• _PROBLEM TO SOLVE_:
From the entries that follow, pick out all lines holding "ffffff".

** START EXTRACTED DATA **

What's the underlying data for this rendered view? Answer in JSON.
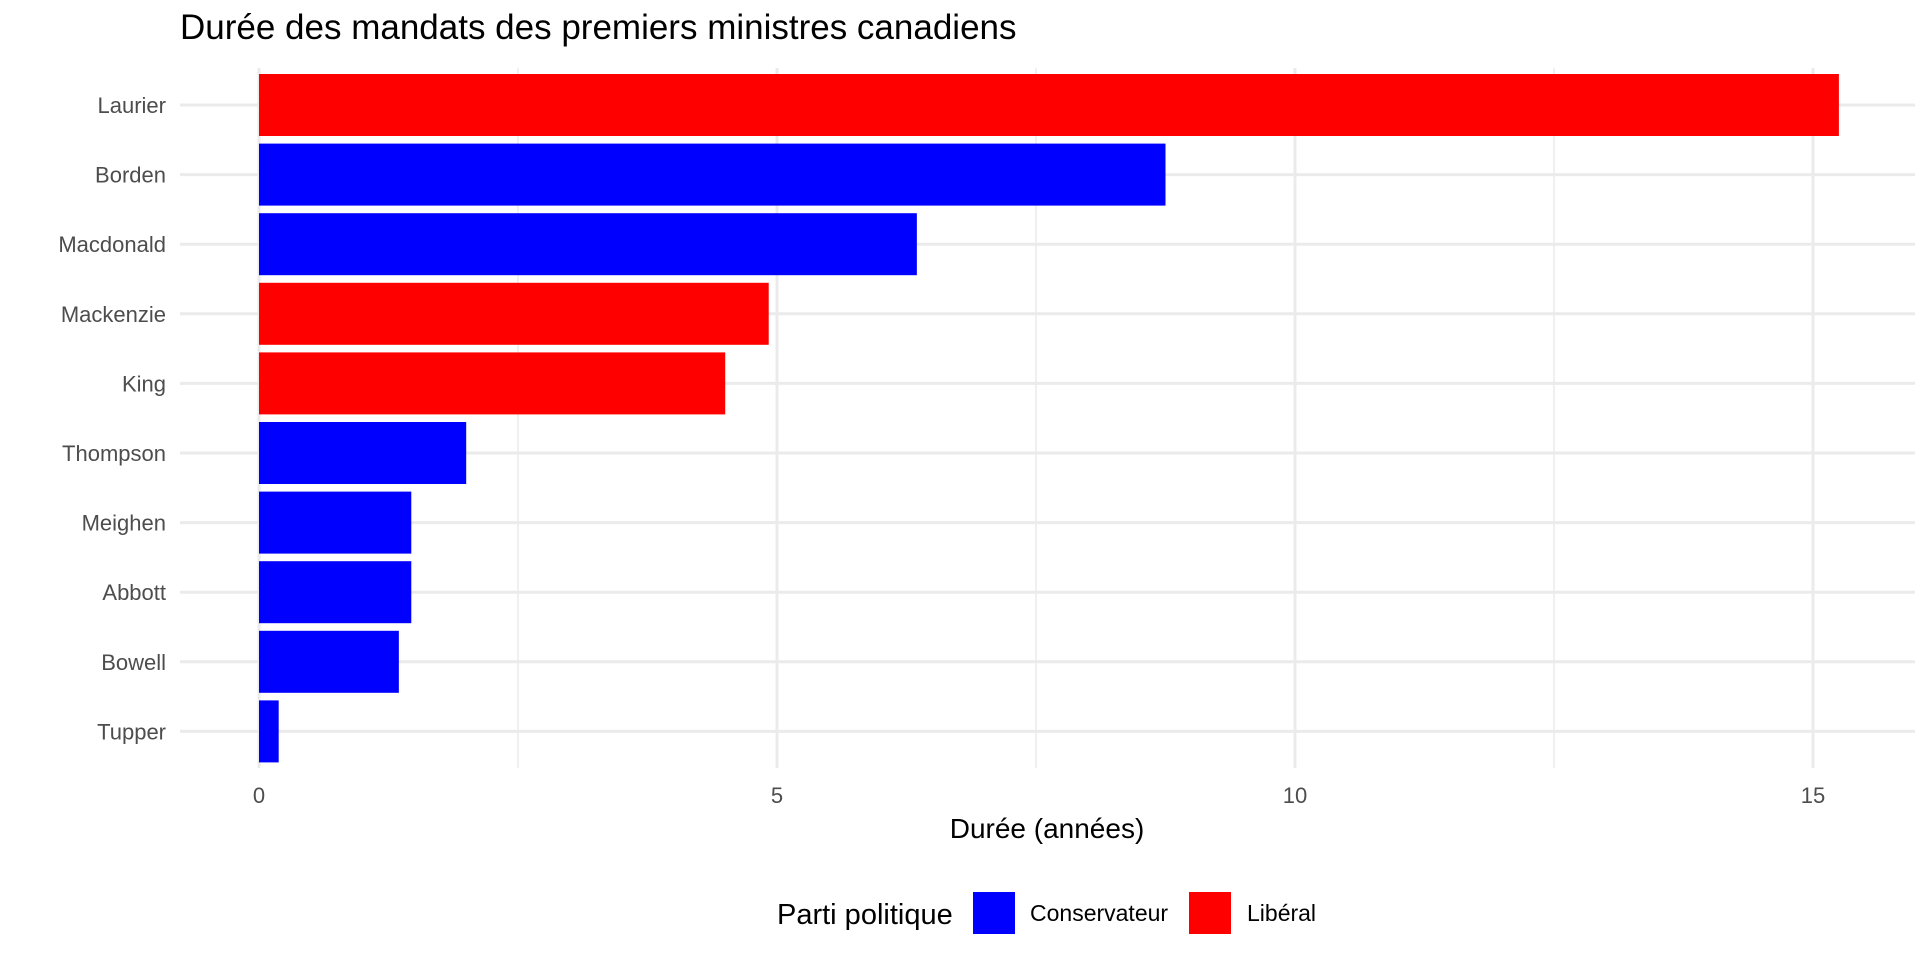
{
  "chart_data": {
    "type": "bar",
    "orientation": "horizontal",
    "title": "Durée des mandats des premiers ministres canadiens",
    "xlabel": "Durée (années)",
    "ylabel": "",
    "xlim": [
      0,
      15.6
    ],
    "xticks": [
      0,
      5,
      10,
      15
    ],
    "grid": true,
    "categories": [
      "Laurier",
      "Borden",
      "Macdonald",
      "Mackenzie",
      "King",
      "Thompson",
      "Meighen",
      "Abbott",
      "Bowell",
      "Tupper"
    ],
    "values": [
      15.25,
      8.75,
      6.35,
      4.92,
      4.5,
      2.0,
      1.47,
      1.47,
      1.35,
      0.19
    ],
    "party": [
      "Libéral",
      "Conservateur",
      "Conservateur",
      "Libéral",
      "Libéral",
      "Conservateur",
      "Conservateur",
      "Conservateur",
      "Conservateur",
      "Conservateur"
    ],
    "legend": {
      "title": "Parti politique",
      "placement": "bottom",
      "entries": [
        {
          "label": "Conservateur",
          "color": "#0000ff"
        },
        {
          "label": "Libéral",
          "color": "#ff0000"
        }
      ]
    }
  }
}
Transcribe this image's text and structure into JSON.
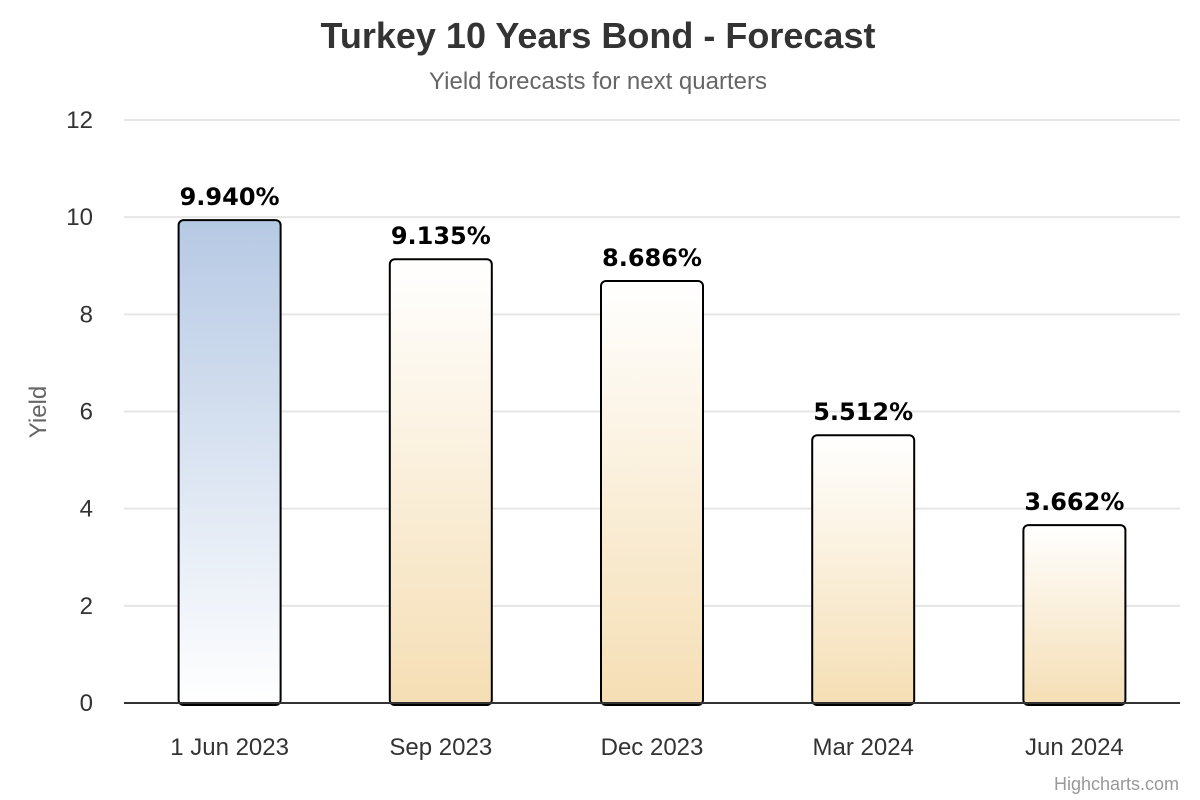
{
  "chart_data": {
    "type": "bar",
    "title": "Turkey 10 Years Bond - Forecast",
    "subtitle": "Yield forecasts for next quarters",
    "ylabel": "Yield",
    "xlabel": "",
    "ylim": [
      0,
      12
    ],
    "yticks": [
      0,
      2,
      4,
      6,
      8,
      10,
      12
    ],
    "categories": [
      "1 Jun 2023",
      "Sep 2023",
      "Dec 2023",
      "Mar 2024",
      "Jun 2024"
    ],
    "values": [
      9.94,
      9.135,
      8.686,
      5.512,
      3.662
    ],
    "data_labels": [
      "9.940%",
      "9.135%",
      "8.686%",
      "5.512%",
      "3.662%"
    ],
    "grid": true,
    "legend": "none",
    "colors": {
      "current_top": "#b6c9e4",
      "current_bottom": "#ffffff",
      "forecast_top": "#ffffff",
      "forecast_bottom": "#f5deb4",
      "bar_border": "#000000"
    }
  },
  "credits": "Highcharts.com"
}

** END EXTRACTED DATA **
** START EXTRACTED DATA **

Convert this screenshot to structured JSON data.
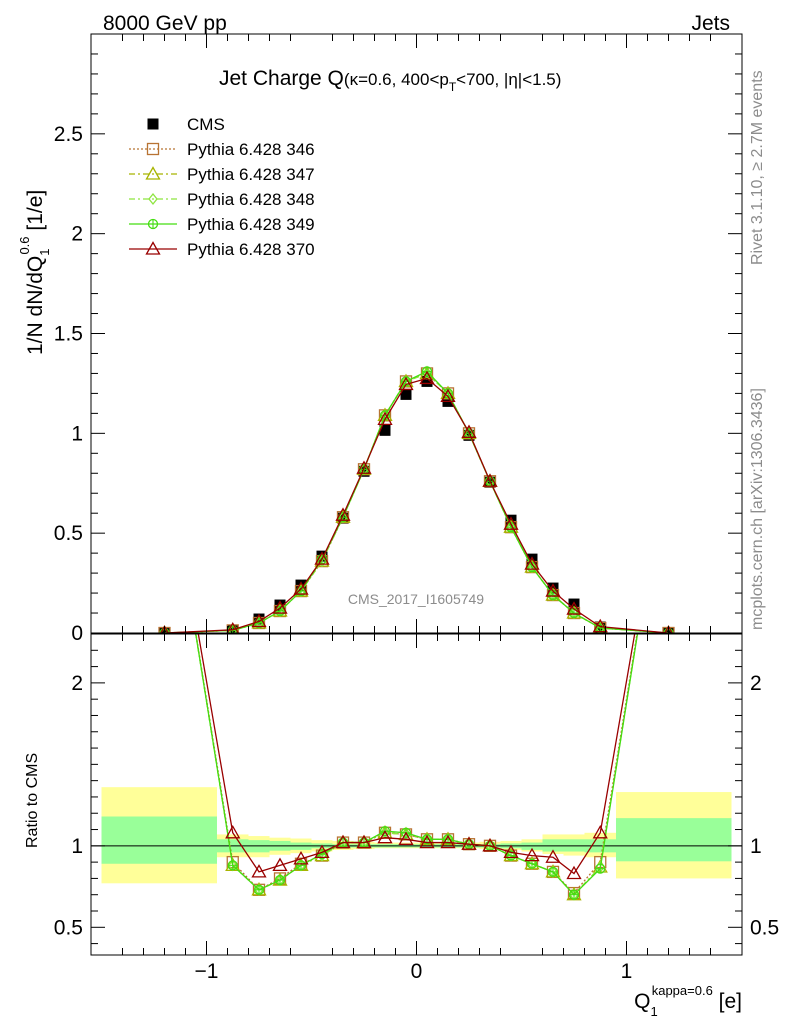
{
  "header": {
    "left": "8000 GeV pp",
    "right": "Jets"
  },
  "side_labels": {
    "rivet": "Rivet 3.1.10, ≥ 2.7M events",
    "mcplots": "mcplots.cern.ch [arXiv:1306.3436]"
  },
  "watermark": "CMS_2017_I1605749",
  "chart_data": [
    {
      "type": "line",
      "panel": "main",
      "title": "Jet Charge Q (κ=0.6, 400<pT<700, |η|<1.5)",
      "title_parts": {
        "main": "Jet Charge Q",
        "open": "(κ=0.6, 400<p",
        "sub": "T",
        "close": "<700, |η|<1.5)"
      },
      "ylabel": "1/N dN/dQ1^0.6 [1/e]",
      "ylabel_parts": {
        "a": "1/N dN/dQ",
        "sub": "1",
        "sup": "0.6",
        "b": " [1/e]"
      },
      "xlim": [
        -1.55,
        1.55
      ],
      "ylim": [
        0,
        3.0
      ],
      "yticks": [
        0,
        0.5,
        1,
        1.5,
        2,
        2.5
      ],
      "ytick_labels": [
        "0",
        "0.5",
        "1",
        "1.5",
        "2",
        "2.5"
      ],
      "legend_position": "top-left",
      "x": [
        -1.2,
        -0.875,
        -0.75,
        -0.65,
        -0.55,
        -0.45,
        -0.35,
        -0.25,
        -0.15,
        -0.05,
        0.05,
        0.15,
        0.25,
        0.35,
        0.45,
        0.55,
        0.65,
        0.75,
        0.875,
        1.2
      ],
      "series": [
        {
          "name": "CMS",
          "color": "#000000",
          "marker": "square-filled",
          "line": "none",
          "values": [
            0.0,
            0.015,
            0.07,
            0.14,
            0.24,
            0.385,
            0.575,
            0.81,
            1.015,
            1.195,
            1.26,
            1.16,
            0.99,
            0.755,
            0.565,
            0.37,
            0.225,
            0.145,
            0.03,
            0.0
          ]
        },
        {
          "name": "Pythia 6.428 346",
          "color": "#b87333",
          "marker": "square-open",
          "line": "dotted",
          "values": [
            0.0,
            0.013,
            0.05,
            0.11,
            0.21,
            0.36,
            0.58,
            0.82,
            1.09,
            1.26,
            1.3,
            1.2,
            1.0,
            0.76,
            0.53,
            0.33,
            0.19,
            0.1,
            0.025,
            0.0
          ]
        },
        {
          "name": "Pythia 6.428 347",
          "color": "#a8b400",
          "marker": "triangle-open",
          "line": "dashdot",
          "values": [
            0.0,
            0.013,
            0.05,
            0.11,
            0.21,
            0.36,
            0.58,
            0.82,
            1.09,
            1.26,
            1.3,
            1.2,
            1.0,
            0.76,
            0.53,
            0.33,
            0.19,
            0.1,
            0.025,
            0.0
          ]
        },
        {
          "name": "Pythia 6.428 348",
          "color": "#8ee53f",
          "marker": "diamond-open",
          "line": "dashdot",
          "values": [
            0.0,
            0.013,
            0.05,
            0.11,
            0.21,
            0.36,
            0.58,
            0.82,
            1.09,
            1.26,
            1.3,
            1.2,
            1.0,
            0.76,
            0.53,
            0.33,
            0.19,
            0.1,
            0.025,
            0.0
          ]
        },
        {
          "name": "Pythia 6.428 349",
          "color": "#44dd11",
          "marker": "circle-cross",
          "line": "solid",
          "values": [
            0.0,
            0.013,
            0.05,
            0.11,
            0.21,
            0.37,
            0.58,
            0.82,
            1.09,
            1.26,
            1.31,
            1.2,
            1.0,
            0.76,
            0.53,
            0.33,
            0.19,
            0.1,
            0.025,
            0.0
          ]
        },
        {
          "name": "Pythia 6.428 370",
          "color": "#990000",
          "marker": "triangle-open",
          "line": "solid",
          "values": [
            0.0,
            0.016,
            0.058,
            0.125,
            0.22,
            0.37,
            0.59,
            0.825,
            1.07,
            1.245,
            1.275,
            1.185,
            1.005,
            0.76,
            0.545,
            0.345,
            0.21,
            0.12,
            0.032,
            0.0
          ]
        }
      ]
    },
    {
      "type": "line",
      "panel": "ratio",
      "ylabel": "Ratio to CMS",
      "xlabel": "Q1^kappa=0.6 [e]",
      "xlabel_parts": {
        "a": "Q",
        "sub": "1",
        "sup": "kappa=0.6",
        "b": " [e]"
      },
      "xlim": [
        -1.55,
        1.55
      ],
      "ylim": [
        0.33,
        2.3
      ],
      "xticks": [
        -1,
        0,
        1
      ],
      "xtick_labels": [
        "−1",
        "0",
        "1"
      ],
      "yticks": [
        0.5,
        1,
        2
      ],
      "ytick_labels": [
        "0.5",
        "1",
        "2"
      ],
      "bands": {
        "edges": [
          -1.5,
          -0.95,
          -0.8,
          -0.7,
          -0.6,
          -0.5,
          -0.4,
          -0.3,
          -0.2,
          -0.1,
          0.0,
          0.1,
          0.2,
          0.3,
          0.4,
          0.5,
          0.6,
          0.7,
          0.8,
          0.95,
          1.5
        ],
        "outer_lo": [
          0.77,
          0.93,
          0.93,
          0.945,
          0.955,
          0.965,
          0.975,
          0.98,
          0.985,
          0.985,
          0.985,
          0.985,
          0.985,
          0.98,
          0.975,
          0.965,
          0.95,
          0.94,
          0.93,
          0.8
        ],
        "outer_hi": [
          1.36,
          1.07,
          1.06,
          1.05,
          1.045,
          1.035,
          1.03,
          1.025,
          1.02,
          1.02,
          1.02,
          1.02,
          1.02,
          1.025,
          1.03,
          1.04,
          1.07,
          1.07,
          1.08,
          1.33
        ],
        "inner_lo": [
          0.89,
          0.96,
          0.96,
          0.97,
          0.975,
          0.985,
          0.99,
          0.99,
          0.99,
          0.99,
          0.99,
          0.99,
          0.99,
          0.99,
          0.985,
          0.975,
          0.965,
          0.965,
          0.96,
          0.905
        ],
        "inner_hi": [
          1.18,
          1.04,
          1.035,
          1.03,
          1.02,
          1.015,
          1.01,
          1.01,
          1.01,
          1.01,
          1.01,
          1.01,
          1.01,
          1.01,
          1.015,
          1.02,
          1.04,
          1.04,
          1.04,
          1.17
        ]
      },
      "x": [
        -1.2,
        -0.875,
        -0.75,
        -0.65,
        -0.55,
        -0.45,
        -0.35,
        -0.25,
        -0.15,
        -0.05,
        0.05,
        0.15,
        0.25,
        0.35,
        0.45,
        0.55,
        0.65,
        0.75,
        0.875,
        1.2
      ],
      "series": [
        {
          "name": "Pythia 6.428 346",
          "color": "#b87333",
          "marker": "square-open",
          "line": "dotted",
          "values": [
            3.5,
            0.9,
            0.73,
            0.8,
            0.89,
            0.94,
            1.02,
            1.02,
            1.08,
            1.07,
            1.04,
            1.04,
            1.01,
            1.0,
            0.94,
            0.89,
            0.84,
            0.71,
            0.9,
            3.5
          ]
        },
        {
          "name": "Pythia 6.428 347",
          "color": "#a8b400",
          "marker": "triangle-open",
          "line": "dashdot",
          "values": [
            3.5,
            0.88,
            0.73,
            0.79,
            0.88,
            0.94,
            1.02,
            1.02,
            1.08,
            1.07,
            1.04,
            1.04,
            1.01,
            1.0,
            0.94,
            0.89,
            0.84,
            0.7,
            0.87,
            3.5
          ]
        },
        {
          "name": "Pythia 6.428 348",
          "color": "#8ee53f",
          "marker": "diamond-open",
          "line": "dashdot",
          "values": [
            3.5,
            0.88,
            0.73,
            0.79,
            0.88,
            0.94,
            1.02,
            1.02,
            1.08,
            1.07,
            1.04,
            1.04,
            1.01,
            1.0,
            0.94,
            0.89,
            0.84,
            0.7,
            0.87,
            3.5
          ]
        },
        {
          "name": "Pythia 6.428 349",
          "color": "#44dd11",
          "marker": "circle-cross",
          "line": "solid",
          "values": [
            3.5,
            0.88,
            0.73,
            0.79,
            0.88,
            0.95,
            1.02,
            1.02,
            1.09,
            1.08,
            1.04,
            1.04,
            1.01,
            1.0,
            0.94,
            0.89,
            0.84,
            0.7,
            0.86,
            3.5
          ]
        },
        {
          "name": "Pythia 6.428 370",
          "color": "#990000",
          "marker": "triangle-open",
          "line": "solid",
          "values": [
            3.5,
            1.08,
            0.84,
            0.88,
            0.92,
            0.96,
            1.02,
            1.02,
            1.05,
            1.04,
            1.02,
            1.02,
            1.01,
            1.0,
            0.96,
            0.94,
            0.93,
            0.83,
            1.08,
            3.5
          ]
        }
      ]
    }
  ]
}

** END EXTRACTED DATA **

• _CORRECT RESPONSE_:
      "current_bottom": "#ffffff",
      "forecast_top": "#ffffff",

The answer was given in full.